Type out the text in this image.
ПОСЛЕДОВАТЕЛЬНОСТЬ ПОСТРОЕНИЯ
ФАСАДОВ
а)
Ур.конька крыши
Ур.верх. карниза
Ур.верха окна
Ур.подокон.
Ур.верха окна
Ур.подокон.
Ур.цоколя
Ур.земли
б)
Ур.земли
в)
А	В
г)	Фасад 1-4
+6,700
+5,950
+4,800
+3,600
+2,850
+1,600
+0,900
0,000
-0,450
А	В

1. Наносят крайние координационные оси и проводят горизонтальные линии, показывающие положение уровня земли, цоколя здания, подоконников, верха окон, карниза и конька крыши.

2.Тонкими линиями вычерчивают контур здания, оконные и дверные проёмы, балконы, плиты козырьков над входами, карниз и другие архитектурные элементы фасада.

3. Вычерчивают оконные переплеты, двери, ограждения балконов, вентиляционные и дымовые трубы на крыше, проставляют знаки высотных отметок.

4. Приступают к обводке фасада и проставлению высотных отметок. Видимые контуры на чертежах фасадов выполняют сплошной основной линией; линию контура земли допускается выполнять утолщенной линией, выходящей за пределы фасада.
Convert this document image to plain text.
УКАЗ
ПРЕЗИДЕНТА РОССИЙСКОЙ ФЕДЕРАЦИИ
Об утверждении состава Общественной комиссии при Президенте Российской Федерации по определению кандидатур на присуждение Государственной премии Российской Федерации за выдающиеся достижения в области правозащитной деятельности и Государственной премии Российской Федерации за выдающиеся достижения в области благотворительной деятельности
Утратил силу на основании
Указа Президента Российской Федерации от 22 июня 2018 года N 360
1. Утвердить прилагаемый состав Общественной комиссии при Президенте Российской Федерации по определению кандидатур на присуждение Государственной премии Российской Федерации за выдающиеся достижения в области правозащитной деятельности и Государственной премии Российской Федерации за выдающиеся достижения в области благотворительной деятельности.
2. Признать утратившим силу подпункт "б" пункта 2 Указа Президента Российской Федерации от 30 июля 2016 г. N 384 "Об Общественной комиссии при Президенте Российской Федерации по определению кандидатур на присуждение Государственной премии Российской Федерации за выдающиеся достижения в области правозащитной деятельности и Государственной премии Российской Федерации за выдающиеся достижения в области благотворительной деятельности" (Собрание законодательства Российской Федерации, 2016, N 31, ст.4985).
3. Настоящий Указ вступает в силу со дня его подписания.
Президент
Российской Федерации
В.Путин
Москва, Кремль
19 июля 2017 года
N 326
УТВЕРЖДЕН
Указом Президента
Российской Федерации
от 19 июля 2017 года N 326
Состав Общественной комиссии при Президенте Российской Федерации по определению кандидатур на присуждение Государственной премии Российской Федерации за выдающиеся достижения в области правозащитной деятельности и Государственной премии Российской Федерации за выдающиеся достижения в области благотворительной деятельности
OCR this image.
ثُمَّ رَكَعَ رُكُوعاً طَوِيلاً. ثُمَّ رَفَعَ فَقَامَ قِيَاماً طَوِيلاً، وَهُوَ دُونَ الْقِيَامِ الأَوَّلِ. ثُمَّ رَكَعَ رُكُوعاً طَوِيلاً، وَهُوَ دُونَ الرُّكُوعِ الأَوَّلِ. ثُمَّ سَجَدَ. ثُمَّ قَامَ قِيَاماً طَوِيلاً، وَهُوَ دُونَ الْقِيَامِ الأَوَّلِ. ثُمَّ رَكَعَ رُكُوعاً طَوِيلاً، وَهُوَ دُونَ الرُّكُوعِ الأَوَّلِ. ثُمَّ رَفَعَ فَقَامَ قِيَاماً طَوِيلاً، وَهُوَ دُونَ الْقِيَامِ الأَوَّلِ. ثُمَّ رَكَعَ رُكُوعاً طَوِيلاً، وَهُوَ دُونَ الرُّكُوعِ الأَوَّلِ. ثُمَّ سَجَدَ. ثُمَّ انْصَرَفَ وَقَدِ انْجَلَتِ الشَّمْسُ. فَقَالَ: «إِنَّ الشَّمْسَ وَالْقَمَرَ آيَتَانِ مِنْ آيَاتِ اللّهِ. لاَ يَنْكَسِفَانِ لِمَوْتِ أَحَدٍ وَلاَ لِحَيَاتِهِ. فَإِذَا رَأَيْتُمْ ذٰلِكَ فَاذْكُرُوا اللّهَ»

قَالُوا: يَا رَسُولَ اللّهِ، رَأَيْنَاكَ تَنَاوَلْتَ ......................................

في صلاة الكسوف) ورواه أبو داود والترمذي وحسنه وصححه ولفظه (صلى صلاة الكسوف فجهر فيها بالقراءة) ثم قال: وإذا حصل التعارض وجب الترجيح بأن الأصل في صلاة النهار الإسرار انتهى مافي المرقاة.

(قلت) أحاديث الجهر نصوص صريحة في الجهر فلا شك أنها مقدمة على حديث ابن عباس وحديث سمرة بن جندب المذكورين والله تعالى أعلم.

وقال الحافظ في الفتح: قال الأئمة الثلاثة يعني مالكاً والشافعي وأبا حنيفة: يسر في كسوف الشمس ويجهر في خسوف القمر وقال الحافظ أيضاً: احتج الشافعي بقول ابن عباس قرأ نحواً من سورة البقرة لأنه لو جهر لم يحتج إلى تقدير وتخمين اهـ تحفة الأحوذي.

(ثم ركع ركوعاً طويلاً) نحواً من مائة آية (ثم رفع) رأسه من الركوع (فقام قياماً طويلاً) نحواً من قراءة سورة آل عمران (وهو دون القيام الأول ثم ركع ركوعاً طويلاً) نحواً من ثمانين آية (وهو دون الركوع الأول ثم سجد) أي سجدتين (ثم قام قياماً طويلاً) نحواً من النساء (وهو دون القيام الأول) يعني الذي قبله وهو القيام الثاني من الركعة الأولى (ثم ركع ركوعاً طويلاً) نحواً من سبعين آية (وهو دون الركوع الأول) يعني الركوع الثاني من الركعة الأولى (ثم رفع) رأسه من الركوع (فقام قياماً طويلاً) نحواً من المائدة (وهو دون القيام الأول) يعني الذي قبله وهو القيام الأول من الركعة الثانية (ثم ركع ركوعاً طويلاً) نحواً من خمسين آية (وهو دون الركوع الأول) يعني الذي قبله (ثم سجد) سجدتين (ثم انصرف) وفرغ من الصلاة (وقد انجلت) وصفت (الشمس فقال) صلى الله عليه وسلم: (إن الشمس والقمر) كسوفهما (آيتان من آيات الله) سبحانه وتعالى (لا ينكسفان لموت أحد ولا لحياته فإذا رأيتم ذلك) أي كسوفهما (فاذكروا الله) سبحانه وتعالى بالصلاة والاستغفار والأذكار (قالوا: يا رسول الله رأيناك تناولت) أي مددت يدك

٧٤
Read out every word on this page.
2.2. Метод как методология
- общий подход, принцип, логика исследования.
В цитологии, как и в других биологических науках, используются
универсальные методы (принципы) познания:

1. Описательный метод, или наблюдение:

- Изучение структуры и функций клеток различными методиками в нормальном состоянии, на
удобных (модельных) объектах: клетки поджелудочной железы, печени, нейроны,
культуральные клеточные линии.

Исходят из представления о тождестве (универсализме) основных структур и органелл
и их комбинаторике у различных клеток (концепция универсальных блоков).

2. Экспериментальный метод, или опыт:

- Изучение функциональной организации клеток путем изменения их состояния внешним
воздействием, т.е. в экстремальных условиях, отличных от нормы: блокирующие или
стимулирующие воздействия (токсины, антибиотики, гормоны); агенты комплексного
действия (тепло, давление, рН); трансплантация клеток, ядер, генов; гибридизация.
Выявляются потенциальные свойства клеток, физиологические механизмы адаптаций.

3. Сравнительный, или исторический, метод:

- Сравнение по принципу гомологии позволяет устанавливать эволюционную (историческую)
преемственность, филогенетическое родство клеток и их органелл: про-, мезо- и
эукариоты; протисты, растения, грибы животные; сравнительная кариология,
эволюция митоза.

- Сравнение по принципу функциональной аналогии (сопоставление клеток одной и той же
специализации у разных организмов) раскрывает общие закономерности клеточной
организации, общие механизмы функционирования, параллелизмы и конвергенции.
● ● ●
The task: Find how many lines of the material carry the string "конька". Only the number should be in the answer.

Completed exercise: 2